> [Problem details]: Find the lines holding the string "color" in the data, then copy all of them.

> [Extracted entries]:
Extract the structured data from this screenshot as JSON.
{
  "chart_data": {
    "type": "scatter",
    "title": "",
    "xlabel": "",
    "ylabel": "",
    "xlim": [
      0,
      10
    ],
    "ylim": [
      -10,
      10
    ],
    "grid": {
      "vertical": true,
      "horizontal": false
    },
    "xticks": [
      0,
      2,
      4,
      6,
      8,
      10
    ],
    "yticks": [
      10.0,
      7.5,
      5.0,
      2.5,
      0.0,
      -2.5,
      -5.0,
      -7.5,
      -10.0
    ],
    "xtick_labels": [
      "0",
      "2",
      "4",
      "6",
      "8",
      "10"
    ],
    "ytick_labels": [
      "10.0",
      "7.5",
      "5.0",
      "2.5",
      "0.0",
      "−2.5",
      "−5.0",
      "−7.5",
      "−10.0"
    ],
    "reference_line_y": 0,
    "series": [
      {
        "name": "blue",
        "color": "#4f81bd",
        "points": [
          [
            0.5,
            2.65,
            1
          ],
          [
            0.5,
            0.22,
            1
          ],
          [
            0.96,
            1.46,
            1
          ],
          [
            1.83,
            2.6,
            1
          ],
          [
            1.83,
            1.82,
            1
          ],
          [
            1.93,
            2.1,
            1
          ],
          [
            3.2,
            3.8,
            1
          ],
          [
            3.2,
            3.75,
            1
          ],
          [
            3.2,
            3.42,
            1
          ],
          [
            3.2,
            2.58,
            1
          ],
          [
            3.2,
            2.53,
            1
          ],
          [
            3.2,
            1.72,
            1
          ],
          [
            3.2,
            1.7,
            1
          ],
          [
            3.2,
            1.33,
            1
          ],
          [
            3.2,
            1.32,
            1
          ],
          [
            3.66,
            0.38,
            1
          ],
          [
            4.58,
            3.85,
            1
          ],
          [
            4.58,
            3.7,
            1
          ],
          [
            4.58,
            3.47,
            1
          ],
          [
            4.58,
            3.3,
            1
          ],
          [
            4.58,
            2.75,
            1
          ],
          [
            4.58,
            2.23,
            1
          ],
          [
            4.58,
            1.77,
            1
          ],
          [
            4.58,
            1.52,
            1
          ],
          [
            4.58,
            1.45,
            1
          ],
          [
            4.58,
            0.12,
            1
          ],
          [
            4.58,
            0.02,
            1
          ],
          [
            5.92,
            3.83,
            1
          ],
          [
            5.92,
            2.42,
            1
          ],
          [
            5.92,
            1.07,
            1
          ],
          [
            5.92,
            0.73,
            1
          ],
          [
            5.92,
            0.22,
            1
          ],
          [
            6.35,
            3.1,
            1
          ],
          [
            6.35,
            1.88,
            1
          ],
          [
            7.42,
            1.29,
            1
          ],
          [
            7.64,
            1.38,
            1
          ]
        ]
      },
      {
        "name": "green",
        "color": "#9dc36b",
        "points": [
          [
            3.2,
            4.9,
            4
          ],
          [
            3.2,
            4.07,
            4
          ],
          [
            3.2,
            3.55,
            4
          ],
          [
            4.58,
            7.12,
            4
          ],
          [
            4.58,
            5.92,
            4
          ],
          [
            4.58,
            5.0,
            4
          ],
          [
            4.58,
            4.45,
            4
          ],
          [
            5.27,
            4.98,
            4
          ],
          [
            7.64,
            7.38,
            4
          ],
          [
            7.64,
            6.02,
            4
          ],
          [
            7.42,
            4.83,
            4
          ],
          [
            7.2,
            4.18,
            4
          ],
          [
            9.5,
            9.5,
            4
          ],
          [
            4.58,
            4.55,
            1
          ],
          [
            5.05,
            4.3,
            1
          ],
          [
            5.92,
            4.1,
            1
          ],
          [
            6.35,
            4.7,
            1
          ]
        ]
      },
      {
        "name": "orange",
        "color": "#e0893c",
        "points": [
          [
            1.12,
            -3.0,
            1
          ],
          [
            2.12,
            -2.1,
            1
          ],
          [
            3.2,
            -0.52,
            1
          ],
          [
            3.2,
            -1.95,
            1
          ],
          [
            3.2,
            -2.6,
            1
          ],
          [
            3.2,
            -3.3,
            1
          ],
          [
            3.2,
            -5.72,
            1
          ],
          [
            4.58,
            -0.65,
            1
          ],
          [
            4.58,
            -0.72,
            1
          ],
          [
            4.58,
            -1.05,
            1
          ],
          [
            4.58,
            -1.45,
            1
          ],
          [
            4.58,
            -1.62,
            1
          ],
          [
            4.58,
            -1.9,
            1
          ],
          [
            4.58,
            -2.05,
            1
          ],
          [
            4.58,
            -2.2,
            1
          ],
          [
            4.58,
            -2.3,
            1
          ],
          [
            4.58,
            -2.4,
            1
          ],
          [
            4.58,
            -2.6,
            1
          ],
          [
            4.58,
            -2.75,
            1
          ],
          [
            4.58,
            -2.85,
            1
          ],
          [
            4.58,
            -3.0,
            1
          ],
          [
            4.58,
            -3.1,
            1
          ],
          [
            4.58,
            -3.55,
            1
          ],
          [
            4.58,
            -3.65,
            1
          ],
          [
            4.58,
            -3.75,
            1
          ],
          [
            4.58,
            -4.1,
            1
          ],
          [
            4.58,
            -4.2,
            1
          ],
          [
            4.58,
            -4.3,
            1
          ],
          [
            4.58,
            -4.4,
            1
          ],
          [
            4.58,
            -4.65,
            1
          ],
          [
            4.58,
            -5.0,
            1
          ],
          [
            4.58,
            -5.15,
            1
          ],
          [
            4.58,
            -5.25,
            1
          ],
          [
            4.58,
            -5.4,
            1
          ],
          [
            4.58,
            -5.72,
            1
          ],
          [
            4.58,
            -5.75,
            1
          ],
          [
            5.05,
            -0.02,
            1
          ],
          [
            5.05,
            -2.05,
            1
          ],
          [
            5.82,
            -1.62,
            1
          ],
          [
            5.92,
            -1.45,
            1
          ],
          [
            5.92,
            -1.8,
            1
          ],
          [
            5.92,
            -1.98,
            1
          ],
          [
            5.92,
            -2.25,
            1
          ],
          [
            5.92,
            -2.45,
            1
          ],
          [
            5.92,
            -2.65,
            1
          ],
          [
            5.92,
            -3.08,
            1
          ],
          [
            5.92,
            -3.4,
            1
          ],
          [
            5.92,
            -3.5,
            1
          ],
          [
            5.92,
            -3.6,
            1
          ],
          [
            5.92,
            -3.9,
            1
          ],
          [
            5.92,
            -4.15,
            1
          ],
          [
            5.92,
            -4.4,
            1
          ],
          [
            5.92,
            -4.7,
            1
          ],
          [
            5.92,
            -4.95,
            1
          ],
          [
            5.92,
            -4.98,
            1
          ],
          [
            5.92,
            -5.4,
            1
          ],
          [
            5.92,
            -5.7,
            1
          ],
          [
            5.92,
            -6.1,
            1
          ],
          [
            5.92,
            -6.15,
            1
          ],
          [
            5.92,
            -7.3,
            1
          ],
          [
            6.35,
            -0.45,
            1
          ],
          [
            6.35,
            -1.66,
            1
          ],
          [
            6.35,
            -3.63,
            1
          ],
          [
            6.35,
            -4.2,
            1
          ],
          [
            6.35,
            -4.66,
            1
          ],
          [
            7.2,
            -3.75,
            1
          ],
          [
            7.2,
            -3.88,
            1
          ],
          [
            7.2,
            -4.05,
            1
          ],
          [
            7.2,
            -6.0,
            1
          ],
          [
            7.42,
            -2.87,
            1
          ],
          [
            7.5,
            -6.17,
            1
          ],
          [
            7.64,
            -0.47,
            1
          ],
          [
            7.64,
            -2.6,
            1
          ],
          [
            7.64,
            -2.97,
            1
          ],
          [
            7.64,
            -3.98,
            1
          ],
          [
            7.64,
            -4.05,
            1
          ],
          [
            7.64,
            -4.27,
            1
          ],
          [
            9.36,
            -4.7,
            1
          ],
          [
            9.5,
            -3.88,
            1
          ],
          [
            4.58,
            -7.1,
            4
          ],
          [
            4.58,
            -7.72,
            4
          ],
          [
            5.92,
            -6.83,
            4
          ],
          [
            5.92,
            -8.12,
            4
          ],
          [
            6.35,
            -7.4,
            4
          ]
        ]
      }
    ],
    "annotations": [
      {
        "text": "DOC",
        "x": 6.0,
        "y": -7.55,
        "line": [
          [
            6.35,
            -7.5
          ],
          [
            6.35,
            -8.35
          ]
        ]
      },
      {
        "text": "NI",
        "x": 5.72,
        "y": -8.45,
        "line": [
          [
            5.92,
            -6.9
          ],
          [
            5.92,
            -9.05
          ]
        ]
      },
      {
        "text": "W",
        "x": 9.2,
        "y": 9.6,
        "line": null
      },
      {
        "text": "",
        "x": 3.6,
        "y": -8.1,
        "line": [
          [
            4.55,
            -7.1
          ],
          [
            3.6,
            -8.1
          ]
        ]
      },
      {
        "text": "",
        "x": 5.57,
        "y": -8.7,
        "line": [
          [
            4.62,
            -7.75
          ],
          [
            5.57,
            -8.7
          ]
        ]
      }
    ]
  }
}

> [Output]:
        "color": "#4f81bd",
        "color": "#9dc36b",
        "color": "#e0893c",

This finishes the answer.